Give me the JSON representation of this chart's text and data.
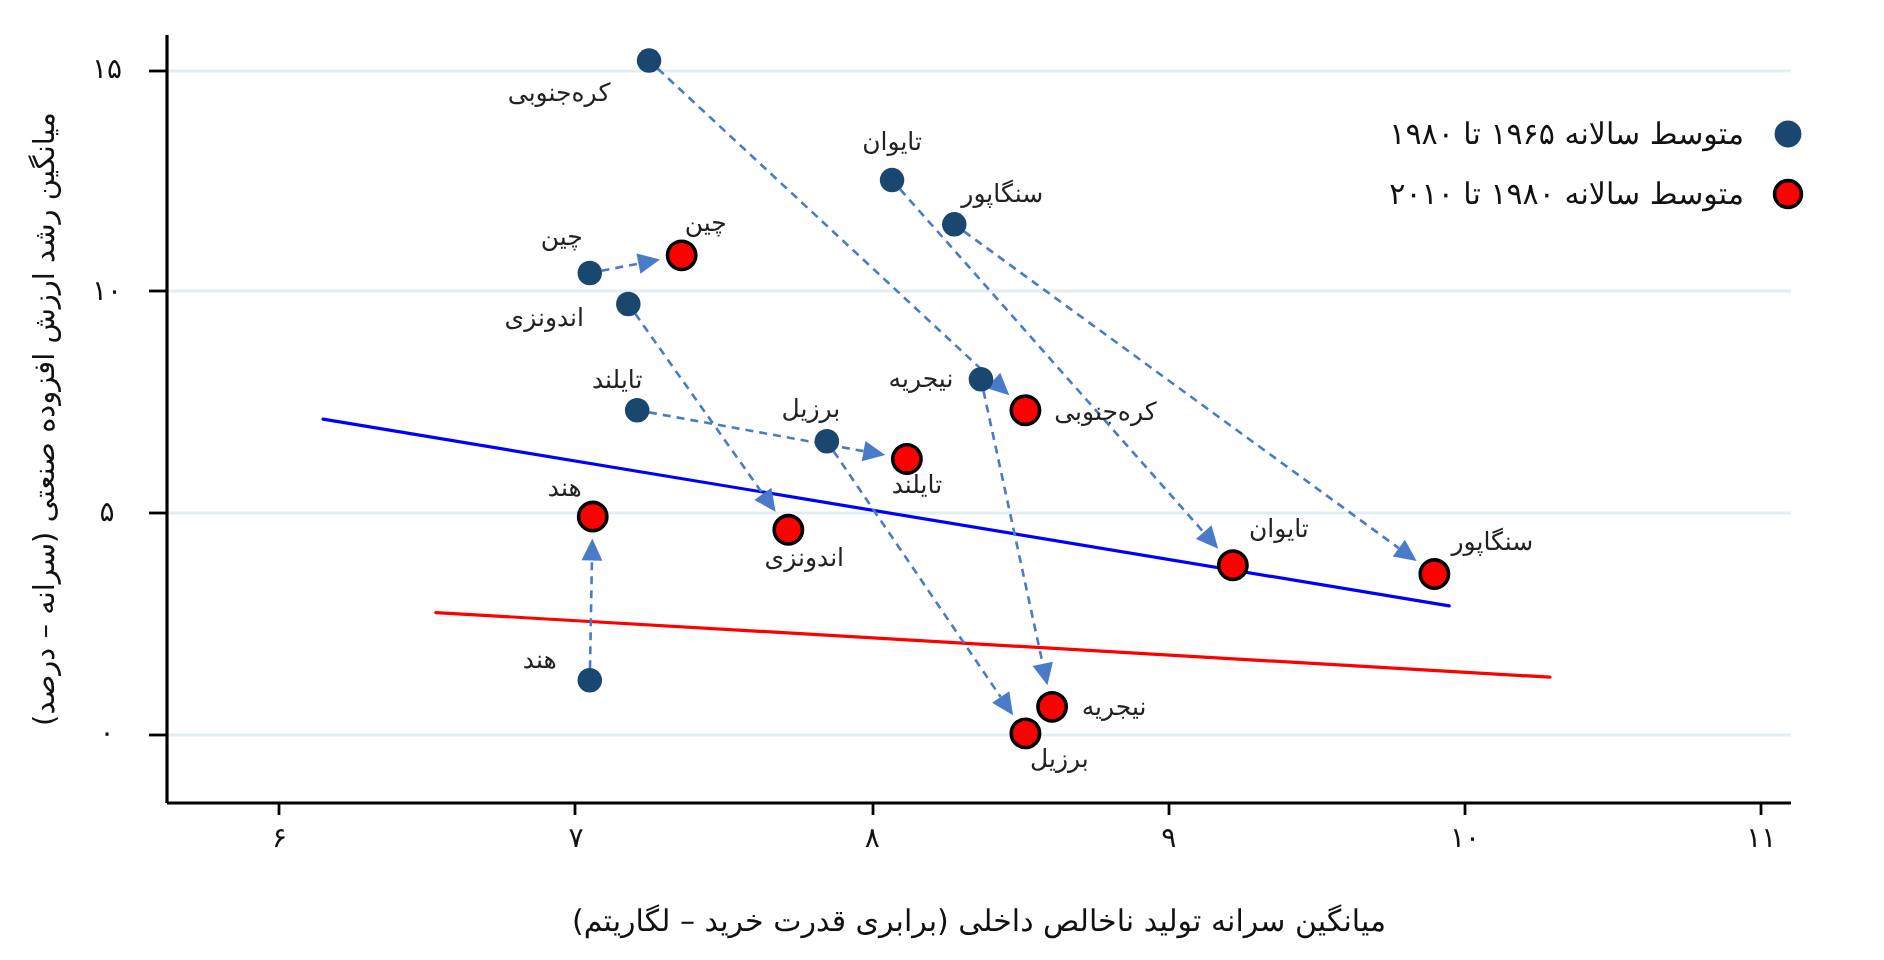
{
  "chart_data": {
    "type": "scatter",
    "xlabel": "میانگین سرانه تولید ناخالص داخلی (برابری قدرت خرید – لگاریتم)",
    "ylabel": "میانگین رشد ارزش افزوده صنعتی (سرانه – درصد)",
    "xlim": [
      5.62,
      11.1
    ],
    "xticks": [
      {
        "value": 6,
        "label": "۶"
      },
      {
        "value": 7,
        "label": "۷"
      },
      {
        "value": 8,
        "label": "۸"
      },
      {
        "value": 9,
        "label": "۹"
      },
      {
        "value": 10,
        "label": "۱۰"
      },
      {
        "value": 11,
        "label": "۱۱"
      }
    ],
    "ylim": [
      -1.55,
      15.8
    ],
    "yticks": [
      {
        "value": 0,
        "label": "۰"
      },
      {
        "value": 5,
        "label": "۵"
      },
      {
        "value": 10,
        "label": "۱۰"
      },
      {
        "value": 15,
        "label": "۱۵"
      }
    ],
    "grid": "y",
    "legend": "top right",
    "marker": "circle",
    "series": [
      {
        "name": "متوسط سالانه ۱۹۶۵ تا ۱۹۸۰",
        "color": "#1a476f",
        "x": [
          7.25,
          8.07,
          8.28,
          7.05,
          7.18,
          7.21,
          7.85,
          8.37,
          7.05
        ],
        "values": [
          15.2,
          12.5,
          11.5,
          10.4,
          9.7,
          7.3,
          6.6,
          8.0,
          1.2
        ]
      },
      {
        "name": "متوسط سالانه ۱۹۸۰ تا ۲۰۱۰",
        "color": "#ff0000",
        "x": [
          8.52,
          9.22,
          9.9,
          7.36,
          7.72,
          8.12,
          8.52,
          8.61,
          7.06
        ],
        "values": [
          7.3,
          3.8,
          3.6,
          10.8,
          4.6,
          6.2,
          0,
          0.6,
          4.9
        ]
      },
      {
        "type": "line",
        "marker": "none",
        "color": "#0000ff",
        "x": [
          6.15,
          9.95
        ],
        "values": [
          7.1,
          2.88
        ]
      },
      {
        "type": "line",
        "marker": "none",
        "color": "#ff0000",
        "x": [
          6.53,
          10.29
        ],
        "values": [
          2.73,
          1.27
        ]
      }
    ],
    "annotations": [
      {
        "text": "کره‌جنوبی",
        "x": 7.25,
        "y": 15.2
      },
      {
        "text": "تایوان",
        "x": 8.07,
        "y": 12.5
      },
      {
        "text": "سنگاپور",
        "x": 8.28,
        "y": 11.5
      },
      {
        "text": "چین",
        "x": 7.05,
        "y": 10.4
      },
      {
        "text": "اندونزی",
        "x": 7.18,
        "y": 9.7
      },
      {
        "text": "تایلند",
        "x": 7.21,
        "y": 7.3
      },
      {
        "text": "برزیل",
        "x": 7.85,
        "y": 6.6
      },
      {
        "text": "نیجریه",
        "x": 8.37,
        "y": 8.0
      },
      {
        "text": "هند",
        "x": 7.05,
        "y": 1.2
      },
      {
        "text": "کره‌جنوبی",
        "x": 8.52,
        "y": 7.3
      },
      {
        "text": "تایوان",
        "x": 9.22,
        "y": 3.8
      },
      {
        "text": "سنگاپور",
        "x": 9.9,
        "y": 3.6
      },
      {
        "text": "چین",
        "x": 7.36,
        "y": 10.8
      },
      {
        "text": "اندونزی",
        "x": 7.72,
        "y": 4.6
      },
      {
        "text": "تایلند",
        "x": 8.12,
        "y": 6.2
      },
      {
        "text": "برزیل",
        "x": 8.52,
        "y": 0
      },
      {
        "text": "نیجریه",
        "x": 8.61,
        "y": 0.6
      },
      {
        "text": "هند",
        "x": 7.06,
        "y": 4.9
      }
    ]
  }
}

## THE REQUEST
Without the pictures, write out the whole listing above exactly as it appears.

## WRITTEN SOLUTION
Give me the JSON representation of this chart's text and data.
{
  "chart_data": {
    "type": "scatter",
    "xlabel": "میانگین سرانه تولید ناخالص داخلی (برابری قدرت خرید – لگاریتم)",
    "ylabel": "میانگین رشد ارزش افزوده صنعتی (سرانه – درصد)",
    "xlim": [
      5.62,
      11.1
    ],
    "xticks": [
      {
        "value": 6,
        "label": "۶"
      },
      {
        "value": 7,
        "label": "۷"
      },
      {
        "value": 8,
        "label": "۸"
      },
      {
        "value": 9,
        "label": "۹"
      },
      {
        "value": 10,
        "label": "۱۰"
      },
      {
        "value": 11,
        "label": "۱۱"
      }
    ],
    "ylim": [
      -1.55,
      15.8
    ],
    "yticks": [
      {
        "value": 0,
        "label": "۰"
      },
      {
        "value": 5,
        "label": "۵"
      },
      {
        "value": 10,
        "label": "۱۰"
      },
      {
        "value": 15,
        "label": "۱۵"
      }
    ],
    "grid": "y",
    "legend": "top right",
    "marker": "circle",
    "series": [
      {
        "name": "متوسط سالانه ۱۹۶۵ تا ۱۹۸۰",
        "color": "#1a476f",
        "x": [
          7.25,
          8.07,
          8.28,
          7.05,
          7.18,
          7.21,
          7.85,
          8.37,
          7.05
        ],
        "values": [
          15.2,
          12.5,
          11.5,
          10.4,
          9.7,
          7.3,
          6.6,
          8.0,
          1.2
        ]
      },
      {
        "name": "متوسط سالانه ۱۹۸۰ تا ۲۰۱۰",
        "color": "#ff0000",
        "x": [
          8.52,
          9.22,
          9.9,
          7.36,
          7.72,
          8.12,
          8.52,
          8.61,
          7.06
        ],
        "values": [
          7.3,
          3.8,
          3.6,
          10.8,
          4.6,
          6.2,
          0,
          0.6,
          4.9
        ]
      },
      {
        "type": "line",
        "marker": "none",
        "color": "#0000ff",
        "x": [
          6.15,
          9.95
        ],
        "values": [
          7.1,
          2.88
        ]
      },
      {
        "type": "line",
        "marker": "none",
        "color": "#ff0000",
        "x": [
          6.53,
          10.29
        ],
        "values": [
          2.73,
          1.27
        ]
      }
    ],
    "annotations": [
      {
        "text": "کره‌جنوبی",
        "x": 7.25,
        "y": 15.2
      },
      {
        "text": "تایوان",
        "x": 8.07,
        "y": 12.5
      },
      {
        "text": "سنگاپور",
        "x": 8.28,
        "y": 11.5
      },
      {
        "text": "چین",
        "x": 7.05,
        "y": 10.4
      },
      {
        "text": "اندونزی",
        "x": 7.18,
        "y": 9.7
      },
      {
        "text": "تایلند",
        "x": 7.21,
        "y": 7.3
      },
      {
        "text": "برزیل",
        "x": 7.85,
        "y": 6.6
      },
      {
        "text": "نیجریه",
        "x": 8.37,
        "y": 8.0
      },
      {
        "text": "هند",
        "x": 7.05,
        "y": 1.2
      },
      {
        "text": "کره‌جنوبی",
        "x": 8.52,
        "y": 7.3
      },
      {
        "text": "تایوان",
        "x": 9.22,
        "y": 3.8
      },
      {
        "text": "سنگاپور",
        "x": 9.9,
        "y": 3.6
      },
      {
        "text": "چین",
        "x": 7.36,
        "y": 10.8
      },
      {
        "text": "اندونزی",
        "x": 7.72,
        "y": 4.6
      },
      {
        "text": "تایلند",
        "x": 8.12,
        "y": 6.2
      },
      {
        "text": "برزیل",
        "x": 8.52,
        "y": 0
      },
      {
        "text": "نیجریه",
        "x": 8.61,
        "y": 0.6
      },
      {
        "text": "هند",
        "x": 7.06,
        "y": 4.9
      }
    ]
  }
}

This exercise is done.